(Stored items from a collection)
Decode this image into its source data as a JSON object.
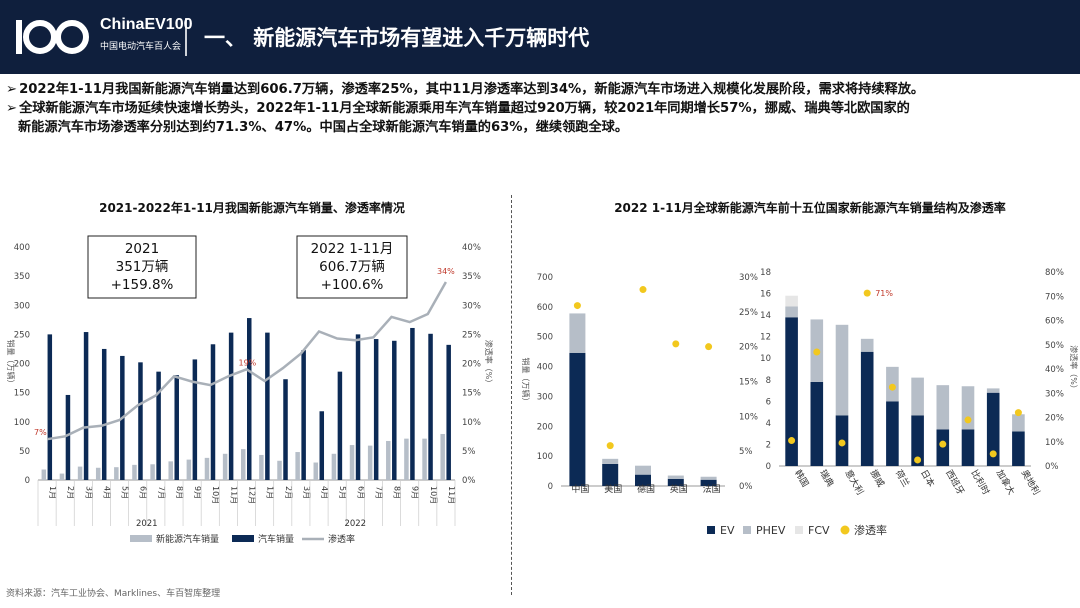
{
  "header": {
    "brand": "ChinaEV100",
    "brand_sub": "中国电动汽车百人会",
    "title": "一、 新能源汽车市场有望进入千万辆时代"
  },
  "bullets": [
    "2022年1-11月我国新能源汽车销量达到606.7万辆，渗透率25%，其中11月渗透率达到34%，新能源汽车市场进入规模化发展阶段，需求将持续释放。",
    "全球新能源汽车市场延续快速增长势头，2022年1-11月全球新能源乘用车汽车销量超过920万辆，较2021年同期增长57%，挪威、瑞典等北欧国家的",
    "新能源汽车市场渗透率分别达到约71.3%、47%。中国占全球新能源汽车销量的63%，继续领跑全球。"
  ],
  "source": "资料来源：汽车工业协会、Marklines、车百智库整理",
  "colors": {
    "header_bg": "#0f1f3d",
    "navy": "#0c2a55",
    "light": "#b6bec8",
    "line": "#a9b0b8",
    "fcv": "#e6e6e6",
    "dot": "#f2c81e",
    "red": "#c0392b"
  },
  "chart_data": [
    {
      "type": "bar",
      "title": "2021-2022年1-11月我国新能源汽车销量、渗透率情况",
      "ylabel": "销量（万辆）",
      "y2label": "渗透率（%）",
      "ylim": [
        0,
        400
      ],
      "yticks": [
        "0",
        "50",
        "100",
        "150",
        "200",
        "250",
        "300",
        "350",
        "400"
      ],
      "y2lim": [
        0,
        40
      ],
      "y2ticks": [
        "0%",
        "5%",
        "10%",
        "15%",
        "20%",
        "25%",
        "30%",
        "35%",
        "40%"
      ],
      "categories": [
        "1月",
        "2月",
        "3月",
        "4月",
        "5月",
        "6月",
        "7月",
        "8月",
        "9月",
        "10月",
        "11月",
        "12月",
        "1月",
        "2月",
        "3月",
        "4月",
        "5月",
        "6月",
        "7月",
        "8月",
        "9月",
        "10月",
        "11月"
      ],
      "groups": [
        "2021",
        "2022"
      ],
      "series": [
        {
          "name": "新能源汽车销量",
          "values": [
            18,
            11,
            23,
            21,
            22,
            26,
            27,
            32,
            35,
            38,
            45,
            53,
            43,
            33,
            48,
            30,
            45,
            60,
            59,
            67,
            71,
            71,
            79
          ]
        },
        {
          "name": "汽车销量",
          "values": [
            250,
            146,
            254,
            225,
            213,
            202,
            186,
            180,
            207,
            233,
            253,
            278,
            253,
            173,
            223,
            118,
            186,
            250,
            242,
            239,
            261,
            251,
            232
          ]
        },
        {
          "name": "渗透率",
          "values": [
            7,
            7.5,
            9,
            9.3,
            10.3,
            12.8,
            14.5,
            17.8,
            16.9,
            16.3,
            17.8,
            19,
            17,
            19.2,
            21.7,
            25.5,
            24.3,
            24,
            24.5,
            28,
            27.1,
            28.5,
            34
          ]
        }
      ],
      "annotations": {
        "first_rate": "7%",
        "mid_rate": "19%",
        "last_rate": "34%"
      },
      "box_2021": {
        "year": "2021",
        "sales": "351万辆",
        "growth": "+159.8%"
      },
      "box_2022": {
        "year": "2022 1-11月",
        "sales": "606.7万辆",
        "growth": "+100.6%"
      },
      "legend": [
        "新能源汽车销量",
        "汽车销量",
        "渗透率"
      ]
    },
    {
      "type": "bar",
      "title": "2022 1-11月全球新能源汽车前十五位国家新能源汽车销量结构及渗透率",
      "left": {
        "ylabel": "销量（万辆）",
        "ylim": [
          0,
          700
        ],
        "yticks": [
          "0",
          "100",
          "200",
          "300",
          "400",
          "500",
          "600",
          "700"
        ],
        "y2lim": [
          0,
          30
        ],
        "y2ticks": [
          "0%",
          "5%",
          "10%",
          "15%",
          "20%",
          "25%",
          "30%"
        ],
        "categories": [
          "中国",
          "美国",
          "德国",
          "英国",
          "法国"
        ],
        "EV": [
          446,
          74,
          38,
          24,
          21
        ],
        "PHEV": [
          132,
          17,
          30,
          11,
          10
        ],
        "FCV": [
          0,
          0,
          0,
          0,
          0
        ],
        "rate": [
          25.9,
          5.8,
          28.2,
          20.4,
          20
        ]
      },
      "right": {
        "y2label": "渗透率（%）",
        "ylim": [
          0,
          18
        ],
        "yticks": [
          "0",
          "2",
          "4",
          "6",
          "8",
          "10",
          "12",
          "14",
          "16",
          "18"
        ],
        "y2lim": [
          0,
          80
        ],
        "y2ticks": [
          "0%",
          "10%",
          "20%",
          "30%",
          "40%",
          "50%",
          "60%",
          "70%",
          "80%"
        ],
        "categories": [
          "韩国",
          "瑞典",
          "意大利",
          "挪威",
          "荷兰",
          "日本",
          "西班牙",
          "比利时",
          "加拿大",
          "奥地利"
        ],
        "EV": [
          13.8,
          7.8,
          4.7,
          10.6,
          6,
          4.7,
          3.4,
          3.4,
          6.8,
          3.2
        ],
        "PHEV": [
          1,
          5.8,
          8.4,
          1.2,
          3.2,
          3.5,
          4.1,
          4,
          0.4,
          1.6
        ],
        "FCV": [
          1,
          0,
          0,
          0,
          0,
          0,
          0,
          0,
          0,
          0
        ],
        "rate": [
          10.5,
          47,
          9.5,
          71.3,
          32.5,
          2.5,
          9,
          19,
          5,
          22
        ],
        "rate_label": "71%"
      },
      "legend": [
        "EV",
        "PHEV",
        "FCV",
        "渗透率"
      ]
    }
  ]
}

- [Stated exercise]: Quote every line word for word and keep the images out of the copy.

- [Solution to this exercise]:
Decode this image into its source data as a JSON object.
{
  "header": {
    "brand": "ChinaEV100",
    "brand_sub": "中国电动汽车百人会",
    "title": "一、 新能源汽车市场有望进入千万辆时代"
  },
  "bullets": [
    "2022年1-11月我国新能源汽车销量达到606.7万辆，渗透率25%，其中11月渗透率达到34%，新能源汽车市场进入规模化发展阶段，需求将持续释放。",
    "全球新能源汽车市场延续快速增长势头，2022年1-11月全球新能源乘用车汽车销量超过920万辆，较2021年同期增长57%，挪威、瑞典等北欧国家的",
    "新能源汽车市场渗透率分别达到约71.3%、47%。中国占全球新能源汽车销量的63%，继续领跑全球。"
  ],
  "source": "资料来源：汽车工业协会、Marklines、车百智库整理",
  "colors": {
    "header_bg": "#0f1f3d",
    "navy": "#0c2a55",
    "light": "#b6bec8",
    "line": "#a9b0b8",
    "fcv": "#e6e6e6",
    "dot": "#f2c81e",
    "red": "#c0392b"
  },
  "chart_data": [
    {
      "type": "bar",
      "title": "2021-2022年1-11月我国新能源汽车销量、渗透率情况",
      "ylabel": "销量（万辆）",
      "y2label": "渗透率（%）",
      "ylim": [
        0,
        400
      ],
      "yticks": [
        "0",
        "50",
        "100",
        "150",
        "200",
        "250",
        "300",
        "350",
        "400"
      ],
      "y2lim": [
        0,
        40
      ],
      "y2ticks": [
        "0%",
        "5%",
        "10%",
        "15%",
        "20%",
        "25%",
        "30%",
        "35%",
        "40%"
      ],
      "categories": [
        "1月",
        "2月",
        "3月",
        "4月",
        "5月",
        "6月",
        "7月",
        "8月",
        "9月",
        "10月",
        "11月",
        "12月",
        "1月",
        "2月",
        "3月",
        "4月",
        "5月",
        "6月",
        "7月",
        "8月",
        "9月",
        "10月",
        "11月"
      ],
      "groups": [
        "2021",
        "2022"
      ],
      "series": [
        {
          "name": "新能源汽车销量",
          "values": [
            18,
            11,
            23,
            21,
            22,
            26,
            27,
            32,
            35,
            38,
            45,
            53,
            43,
            33,
            48,
            30,
            45,
            60,
            59,
            67,
            71,
            71,
            79
          ]
        },
        {
          "name": "汽车销量",
          "values": [
            250,
            146,
            254,
            225,
            213,
            202,
            186,
            180,
            207,
            233,
            253,
            278,
            253,
            173,
            223,
            118,
            186,
            250,
            242,
            239,
            261,
            251,
            232
          ]
        },
        {
          "name": "渗透率",
          "values": [
            7,
            7.5,
            9,
            9.3,
            10.3,
            12.8,
            14.5,
            17.8,
            16.9,
            16.3,
            17.8,
            19,
            17,
            19.2,
            21.7,
            25.5,
            24.3,
            24,
            24.5,
            28,
            27.1,
            28.5,
            34
          ]
        }
      ],
      "annotations": {
        "first_rate": "7%",
        "mid_rate": "19%",
        "last_rate": "34%"
      },
      "box_2021": {
        "year": "2021",
        "sales": "351万辆",
        "growth": "+159.8%"
      },
      "box_2022": {
        "year": "2022 1-11月",
        "sales": "606.7万辆",
        "growth": "+100.6%"
      },
      "legend": [
        "新能源汽车销量",
        "汽车销量",
        "渗透率"
      ]
    },
    {
      "type": "bar",
      "title": "2022 1-11月全球新能源汽车前十五位国家新能源汽车销量结构及渗透率",
      "left": {
        "ylabel": "销量（万辆）",
        "ylim": [
          0,
          700
        ],
        "yticks": [
          "0",
          "100",
          "200",
          "300",
          "400",
          "500",
          "600",
          "700"
        ],
        "y2lim": [
          0,
          30
        ],
        "y2ticks": [
          "0%",
          "5%",
          "10%",
          "15%",
          "20%",
          "25%",
          "30%"
        ],
        "categories": [
          "中国",
          "美国",
          "德国",
          "英国",
          "法国"
        ],
        "EV": [
          446,
          74,
          38,
          24,
          21
        ],
        "PHEV": [
          132,
          17,
          30,
          11,
          10
        ],
        "FCV": [
          0,
          0,
          0,
          0,
          0
        ],
        "rate": [
          25.9,
          5.8,
          28.2,
          20.4,
          20
        ]
      },
      "right": {
        "y2label": "渗透率（%）",
        "ylim": [
          0,
          18
        ],
        "yticks": [
          "0",
          "2",
          "4",
          "6",
          "8",
          "10",
          "12",
          "14",
          "16",
          "18"
        ],
        "y2lim": [
          0,
          80
        ],
        "y2ticks": [
          "0%",
          "10%",
          "20%",
          "30%",
          "40%",
          "50%",
          "60%",
          "70%",
          "80%"
        ],
        "categories": [
          "韩国",
          "瑞典",
          "意大利",
          "挪威",
          "荷兰",
          "日本",
          "西班牙",
          "比利时",
          "加拿大",
          "奥地利"
        ],
        "EV": [
          13.8,
          7.8,
          4.7,
          10.6,
          6,
          4.7,
          3.4,
          3.4,
          6.8,
          3.2
        ],
        "PHEV": [
          1,
          5.8,
          8.4,
          1.2,
          3.2,
          3.5,
          4.1,
          4,
          0.4,
          1.6
        ],
        "FCV": [
          1,
          0,
          0,
          0,
          0,
          0,
          0,
          0,
          0,
          0
        ],
        "rate": [
          10.5,
          47,
          9.5,
          71.3,
          32.5,
          2.5,
          9,
          19,
          5,
          22
        ],
        "rate_label": "71%"
      },
      "legend": [
        "EV",
        "PHEV",
        "FCV",
        "渗透率"
      ]
    }
  ]
}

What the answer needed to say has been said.